■ **WRITTEN INSTRUCTION**:
Identify all lines below that hold "title" and collect them.

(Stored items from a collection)
----

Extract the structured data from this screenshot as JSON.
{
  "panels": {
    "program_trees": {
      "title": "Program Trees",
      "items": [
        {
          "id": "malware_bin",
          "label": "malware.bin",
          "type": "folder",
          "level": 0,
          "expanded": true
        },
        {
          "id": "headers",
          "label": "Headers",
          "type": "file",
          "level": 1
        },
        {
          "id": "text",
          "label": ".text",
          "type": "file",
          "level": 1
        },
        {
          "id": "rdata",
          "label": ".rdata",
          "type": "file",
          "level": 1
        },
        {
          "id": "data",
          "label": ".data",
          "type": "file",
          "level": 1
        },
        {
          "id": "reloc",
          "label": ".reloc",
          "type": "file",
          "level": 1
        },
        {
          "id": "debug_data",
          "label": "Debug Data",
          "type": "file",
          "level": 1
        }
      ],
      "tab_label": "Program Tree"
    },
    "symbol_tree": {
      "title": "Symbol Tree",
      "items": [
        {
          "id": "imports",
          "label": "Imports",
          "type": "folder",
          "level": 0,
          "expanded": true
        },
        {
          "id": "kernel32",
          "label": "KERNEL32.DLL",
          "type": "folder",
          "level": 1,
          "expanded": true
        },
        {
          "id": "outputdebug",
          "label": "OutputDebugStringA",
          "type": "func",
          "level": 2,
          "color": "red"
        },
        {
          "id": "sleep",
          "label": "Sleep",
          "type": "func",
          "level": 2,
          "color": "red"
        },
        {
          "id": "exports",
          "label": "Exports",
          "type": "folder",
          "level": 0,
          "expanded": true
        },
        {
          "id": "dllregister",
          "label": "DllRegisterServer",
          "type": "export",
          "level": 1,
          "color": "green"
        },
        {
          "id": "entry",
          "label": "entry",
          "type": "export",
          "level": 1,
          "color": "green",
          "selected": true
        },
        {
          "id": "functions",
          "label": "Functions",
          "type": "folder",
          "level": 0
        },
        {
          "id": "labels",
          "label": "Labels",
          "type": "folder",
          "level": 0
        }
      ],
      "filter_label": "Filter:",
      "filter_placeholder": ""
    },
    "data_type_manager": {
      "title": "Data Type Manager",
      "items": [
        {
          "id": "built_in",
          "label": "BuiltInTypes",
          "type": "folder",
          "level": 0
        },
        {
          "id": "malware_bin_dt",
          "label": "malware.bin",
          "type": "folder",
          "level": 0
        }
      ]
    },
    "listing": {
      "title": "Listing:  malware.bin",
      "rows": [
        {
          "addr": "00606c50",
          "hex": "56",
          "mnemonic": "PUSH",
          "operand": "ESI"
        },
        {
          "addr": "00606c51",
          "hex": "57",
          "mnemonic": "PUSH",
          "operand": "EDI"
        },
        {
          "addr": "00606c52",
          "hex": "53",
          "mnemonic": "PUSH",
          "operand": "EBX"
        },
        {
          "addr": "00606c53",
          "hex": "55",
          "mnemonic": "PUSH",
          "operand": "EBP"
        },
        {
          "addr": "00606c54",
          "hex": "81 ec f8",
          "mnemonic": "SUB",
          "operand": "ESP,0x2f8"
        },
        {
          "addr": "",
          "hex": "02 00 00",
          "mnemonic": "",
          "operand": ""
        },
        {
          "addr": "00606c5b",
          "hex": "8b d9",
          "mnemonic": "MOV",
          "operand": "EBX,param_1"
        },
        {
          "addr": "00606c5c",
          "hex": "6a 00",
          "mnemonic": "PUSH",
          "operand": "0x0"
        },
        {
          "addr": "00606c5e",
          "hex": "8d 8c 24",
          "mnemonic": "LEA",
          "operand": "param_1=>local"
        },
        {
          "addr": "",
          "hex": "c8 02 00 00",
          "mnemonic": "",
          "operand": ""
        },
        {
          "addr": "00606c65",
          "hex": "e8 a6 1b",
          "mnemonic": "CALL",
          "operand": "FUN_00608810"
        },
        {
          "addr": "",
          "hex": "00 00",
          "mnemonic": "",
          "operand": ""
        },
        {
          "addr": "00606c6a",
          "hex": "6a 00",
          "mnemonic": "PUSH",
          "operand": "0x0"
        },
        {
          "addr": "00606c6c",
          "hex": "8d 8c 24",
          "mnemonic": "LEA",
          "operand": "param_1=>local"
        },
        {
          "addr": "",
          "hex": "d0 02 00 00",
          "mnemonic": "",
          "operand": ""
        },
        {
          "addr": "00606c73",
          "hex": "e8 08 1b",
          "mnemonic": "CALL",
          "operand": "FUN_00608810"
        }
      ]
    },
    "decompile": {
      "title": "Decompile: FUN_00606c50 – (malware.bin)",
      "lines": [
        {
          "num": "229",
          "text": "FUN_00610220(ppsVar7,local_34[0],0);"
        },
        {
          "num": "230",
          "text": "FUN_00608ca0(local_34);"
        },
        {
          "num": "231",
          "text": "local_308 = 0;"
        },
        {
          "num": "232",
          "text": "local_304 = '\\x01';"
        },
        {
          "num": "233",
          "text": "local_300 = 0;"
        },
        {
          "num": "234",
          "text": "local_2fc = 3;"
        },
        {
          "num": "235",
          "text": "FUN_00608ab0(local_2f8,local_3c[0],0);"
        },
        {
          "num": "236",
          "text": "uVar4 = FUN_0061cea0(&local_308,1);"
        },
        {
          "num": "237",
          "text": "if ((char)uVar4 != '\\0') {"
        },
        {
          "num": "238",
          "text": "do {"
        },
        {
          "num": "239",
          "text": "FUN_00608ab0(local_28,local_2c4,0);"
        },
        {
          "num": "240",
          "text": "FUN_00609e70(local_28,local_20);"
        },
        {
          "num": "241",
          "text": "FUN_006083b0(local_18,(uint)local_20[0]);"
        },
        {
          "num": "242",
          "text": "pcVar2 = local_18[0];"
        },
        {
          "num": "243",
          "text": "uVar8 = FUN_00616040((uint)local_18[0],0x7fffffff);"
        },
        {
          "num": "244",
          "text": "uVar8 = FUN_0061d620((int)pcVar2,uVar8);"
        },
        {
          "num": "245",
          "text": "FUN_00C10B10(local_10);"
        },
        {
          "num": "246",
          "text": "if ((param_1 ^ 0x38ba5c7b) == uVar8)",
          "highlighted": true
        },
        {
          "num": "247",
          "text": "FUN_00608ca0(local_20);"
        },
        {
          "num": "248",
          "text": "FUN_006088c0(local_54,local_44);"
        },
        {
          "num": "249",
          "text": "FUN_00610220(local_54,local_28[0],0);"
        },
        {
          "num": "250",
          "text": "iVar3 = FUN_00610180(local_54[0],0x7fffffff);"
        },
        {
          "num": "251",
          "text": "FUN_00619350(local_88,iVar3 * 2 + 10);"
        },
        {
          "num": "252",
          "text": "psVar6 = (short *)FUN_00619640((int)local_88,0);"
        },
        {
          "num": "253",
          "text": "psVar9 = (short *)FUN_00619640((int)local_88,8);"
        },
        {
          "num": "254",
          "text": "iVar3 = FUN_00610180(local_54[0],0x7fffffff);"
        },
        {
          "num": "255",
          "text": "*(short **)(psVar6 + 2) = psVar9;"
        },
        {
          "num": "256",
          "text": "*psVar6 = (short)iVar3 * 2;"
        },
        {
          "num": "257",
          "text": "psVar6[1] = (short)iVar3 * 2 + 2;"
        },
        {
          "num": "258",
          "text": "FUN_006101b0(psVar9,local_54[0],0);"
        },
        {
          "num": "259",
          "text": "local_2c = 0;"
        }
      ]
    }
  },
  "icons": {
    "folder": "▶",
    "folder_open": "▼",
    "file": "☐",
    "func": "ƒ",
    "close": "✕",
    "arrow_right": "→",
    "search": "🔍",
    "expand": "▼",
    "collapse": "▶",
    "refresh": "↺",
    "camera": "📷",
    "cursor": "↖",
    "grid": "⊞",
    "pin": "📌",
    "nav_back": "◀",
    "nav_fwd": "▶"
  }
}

----

■ **WRITTEN RESPONSE**:
      "title": "Program Trees",
      "title": "Symbol Tree",
      "title": "Data Type Manager",
      "title": "Listing:  malware.bin",
      "title": "Decompile: FUN_00606c50 – (malware.bin)",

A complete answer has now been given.